[SHORT TASK] Find the lines of data that contain the string "travers", then list them.

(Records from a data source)
____

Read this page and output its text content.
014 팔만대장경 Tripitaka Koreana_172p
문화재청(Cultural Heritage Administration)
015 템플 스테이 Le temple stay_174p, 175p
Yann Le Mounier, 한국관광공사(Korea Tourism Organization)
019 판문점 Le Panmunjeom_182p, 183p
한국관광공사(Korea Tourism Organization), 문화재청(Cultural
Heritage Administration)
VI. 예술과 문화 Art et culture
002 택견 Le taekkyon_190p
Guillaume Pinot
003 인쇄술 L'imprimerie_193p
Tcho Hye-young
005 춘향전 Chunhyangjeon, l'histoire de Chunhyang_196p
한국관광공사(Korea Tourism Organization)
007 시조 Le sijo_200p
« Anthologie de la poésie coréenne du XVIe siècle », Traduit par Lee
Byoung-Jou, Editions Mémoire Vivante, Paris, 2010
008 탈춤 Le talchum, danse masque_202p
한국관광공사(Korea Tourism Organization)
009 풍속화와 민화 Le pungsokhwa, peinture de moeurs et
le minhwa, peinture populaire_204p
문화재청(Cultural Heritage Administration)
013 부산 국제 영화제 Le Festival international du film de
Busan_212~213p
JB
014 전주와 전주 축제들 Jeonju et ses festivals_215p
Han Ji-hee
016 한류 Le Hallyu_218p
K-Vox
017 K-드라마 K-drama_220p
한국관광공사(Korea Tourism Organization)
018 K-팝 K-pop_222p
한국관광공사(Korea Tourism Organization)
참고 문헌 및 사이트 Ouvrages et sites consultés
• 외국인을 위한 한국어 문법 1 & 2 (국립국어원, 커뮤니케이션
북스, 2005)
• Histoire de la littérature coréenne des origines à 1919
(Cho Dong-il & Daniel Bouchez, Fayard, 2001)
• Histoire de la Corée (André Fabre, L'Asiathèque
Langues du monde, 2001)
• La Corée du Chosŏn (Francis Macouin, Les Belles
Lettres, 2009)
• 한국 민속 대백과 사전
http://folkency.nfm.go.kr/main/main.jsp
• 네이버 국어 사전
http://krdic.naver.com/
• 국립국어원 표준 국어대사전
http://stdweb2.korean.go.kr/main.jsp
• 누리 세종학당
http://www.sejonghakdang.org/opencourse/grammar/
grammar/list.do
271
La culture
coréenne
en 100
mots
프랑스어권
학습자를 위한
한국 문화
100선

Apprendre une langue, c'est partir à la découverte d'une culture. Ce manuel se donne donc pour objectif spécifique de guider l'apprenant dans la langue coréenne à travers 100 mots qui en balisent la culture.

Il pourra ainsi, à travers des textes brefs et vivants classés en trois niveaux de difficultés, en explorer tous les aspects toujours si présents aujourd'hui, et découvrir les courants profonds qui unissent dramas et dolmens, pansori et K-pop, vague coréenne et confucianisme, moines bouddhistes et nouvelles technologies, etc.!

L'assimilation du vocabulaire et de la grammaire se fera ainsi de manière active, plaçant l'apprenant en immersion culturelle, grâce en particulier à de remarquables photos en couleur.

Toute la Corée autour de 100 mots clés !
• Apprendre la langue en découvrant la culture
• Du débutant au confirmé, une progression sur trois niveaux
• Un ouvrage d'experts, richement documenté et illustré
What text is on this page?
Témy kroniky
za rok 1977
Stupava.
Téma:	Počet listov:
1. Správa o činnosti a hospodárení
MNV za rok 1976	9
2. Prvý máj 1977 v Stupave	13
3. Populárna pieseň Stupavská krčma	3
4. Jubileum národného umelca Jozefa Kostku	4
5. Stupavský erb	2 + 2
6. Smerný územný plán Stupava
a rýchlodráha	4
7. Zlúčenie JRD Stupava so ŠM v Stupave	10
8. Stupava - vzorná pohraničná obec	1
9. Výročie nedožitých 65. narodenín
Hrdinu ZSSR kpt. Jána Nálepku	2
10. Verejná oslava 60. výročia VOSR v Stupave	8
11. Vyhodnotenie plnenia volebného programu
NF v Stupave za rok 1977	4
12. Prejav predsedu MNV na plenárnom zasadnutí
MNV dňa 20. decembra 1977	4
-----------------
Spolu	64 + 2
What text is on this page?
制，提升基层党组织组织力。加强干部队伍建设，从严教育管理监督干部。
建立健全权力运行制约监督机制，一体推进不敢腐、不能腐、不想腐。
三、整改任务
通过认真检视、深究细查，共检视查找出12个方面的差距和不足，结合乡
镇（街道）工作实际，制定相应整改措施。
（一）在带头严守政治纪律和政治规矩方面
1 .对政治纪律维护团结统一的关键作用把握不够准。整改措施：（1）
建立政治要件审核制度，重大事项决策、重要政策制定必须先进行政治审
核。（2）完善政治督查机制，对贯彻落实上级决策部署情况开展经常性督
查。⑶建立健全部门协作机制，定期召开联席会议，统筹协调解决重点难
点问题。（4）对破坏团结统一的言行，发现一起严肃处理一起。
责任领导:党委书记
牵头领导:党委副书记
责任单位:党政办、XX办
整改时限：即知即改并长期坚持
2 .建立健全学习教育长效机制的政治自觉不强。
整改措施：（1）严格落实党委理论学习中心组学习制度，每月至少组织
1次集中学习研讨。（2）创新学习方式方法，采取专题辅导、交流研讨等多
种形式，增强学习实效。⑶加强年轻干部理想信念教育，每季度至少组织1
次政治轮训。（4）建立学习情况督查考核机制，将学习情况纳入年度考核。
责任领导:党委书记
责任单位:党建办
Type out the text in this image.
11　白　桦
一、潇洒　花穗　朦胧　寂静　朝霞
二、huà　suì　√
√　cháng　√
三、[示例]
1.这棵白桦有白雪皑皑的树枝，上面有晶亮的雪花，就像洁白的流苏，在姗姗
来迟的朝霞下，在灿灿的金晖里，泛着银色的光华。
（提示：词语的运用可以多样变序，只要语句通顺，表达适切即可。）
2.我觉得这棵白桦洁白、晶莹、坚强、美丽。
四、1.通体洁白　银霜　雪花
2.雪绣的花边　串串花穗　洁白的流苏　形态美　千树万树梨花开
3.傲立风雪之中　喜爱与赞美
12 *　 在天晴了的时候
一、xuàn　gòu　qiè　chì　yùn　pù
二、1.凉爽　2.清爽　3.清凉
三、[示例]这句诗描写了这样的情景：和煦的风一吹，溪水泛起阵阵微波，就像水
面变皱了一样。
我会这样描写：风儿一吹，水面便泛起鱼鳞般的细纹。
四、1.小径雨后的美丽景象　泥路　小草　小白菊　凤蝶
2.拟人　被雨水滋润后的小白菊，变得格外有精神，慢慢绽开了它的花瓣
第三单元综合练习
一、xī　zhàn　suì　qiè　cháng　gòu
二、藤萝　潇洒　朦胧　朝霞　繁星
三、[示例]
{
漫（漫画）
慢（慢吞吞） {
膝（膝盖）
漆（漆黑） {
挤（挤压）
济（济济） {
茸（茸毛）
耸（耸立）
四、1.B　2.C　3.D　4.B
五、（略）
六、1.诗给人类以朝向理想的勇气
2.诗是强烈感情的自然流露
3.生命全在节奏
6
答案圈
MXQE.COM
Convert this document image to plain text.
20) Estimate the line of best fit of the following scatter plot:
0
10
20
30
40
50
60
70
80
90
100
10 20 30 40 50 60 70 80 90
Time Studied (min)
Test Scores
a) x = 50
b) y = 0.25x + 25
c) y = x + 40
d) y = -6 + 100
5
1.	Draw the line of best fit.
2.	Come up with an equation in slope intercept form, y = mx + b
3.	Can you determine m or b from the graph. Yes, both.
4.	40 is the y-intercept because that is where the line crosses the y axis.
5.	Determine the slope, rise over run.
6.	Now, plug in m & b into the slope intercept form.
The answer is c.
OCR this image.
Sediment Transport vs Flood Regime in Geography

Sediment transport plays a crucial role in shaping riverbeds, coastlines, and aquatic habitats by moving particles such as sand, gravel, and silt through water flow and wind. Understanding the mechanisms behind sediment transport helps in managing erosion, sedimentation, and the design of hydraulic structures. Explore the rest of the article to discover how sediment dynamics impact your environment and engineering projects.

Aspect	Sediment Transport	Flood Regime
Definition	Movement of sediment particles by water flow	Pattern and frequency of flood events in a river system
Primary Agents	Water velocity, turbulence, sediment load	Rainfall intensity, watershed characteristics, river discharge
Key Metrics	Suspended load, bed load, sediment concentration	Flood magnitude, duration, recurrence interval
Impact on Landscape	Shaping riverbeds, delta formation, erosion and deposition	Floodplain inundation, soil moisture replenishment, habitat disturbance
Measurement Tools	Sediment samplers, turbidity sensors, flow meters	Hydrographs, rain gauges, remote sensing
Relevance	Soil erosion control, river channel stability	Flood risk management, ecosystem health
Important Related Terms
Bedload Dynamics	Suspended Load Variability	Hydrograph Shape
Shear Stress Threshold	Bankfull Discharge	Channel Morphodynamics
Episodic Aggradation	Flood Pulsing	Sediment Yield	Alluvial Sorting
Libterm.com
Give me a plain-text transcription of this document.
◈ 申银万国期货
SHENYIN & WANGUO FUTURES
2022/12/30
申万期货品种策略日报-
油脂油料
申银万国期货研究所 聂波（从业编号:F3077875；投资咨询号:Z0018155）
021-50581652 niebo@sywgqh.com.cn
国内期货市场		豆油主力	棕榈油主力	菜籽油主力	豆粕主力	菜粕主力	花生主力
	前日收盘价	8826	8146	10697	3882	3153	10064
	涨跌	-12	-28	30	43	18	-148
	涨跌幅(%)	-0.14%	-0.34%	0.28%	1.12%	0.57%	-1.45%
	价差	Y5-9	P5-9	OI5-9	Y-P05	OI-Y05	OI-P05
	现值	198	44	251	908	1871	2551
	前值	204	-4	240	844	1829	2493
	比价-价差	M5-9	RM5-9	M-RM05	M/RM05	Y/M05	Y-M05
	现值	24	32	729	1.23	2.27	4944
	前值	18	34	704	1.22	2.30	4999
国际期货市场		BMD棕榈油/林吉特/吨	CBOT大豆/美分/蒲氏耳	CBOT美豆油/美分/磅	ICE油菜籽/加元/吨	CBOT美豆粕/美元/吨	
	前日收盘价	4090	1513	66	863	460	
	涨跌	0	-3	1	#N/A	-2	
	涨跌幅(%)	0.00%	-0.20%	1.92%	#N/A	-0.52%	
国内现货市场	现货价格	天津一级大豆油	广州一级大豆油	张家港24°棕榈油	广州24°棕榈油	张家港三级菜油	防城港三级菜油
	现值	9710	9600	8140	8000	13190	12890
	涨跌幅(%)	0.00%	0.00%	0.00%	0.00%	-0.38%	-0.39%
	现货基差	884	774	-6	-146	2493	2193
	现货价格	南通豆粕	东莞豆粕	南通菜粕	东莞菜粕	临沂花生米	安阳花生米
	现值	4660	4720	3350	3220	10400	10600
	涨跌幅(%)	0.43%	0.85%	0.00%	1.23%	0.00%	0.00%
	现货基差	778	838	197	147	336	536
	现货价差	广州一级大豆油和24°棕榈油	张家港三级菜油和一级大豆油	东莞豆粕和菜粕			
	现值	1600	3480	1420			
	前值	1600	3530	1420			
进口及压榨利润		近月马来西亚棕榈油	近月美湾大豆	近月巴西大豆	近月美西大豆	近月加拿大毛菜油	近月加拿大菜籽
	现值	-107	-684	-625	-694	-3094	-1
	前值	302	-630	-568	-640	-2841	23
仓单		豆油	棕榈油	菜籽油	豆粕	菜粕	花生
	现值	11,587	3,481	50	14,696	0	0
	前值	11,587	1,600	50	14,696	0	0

____

[RESULT FOR THIS TASK]
Apprendre une langue, c'est partir à la découverte d'une culture. Ce manuel se donne donc pour objectif spécifique de guider l'apprenant dans la langue coréenne à travers 100 mots qui en balisent la culture.
Il pourra ainsi, à travers des textes brefs et vivants classés en trois niveaux de difficultés, en explorer tous les aspects toujours si présents aujourd'hui, et découvrir les courants profonds qui unissent dramas et dolmens, pansori et K-pop, vague coréenne et confucianisme, moines bouddhistes et nouvelles technologies, etc.!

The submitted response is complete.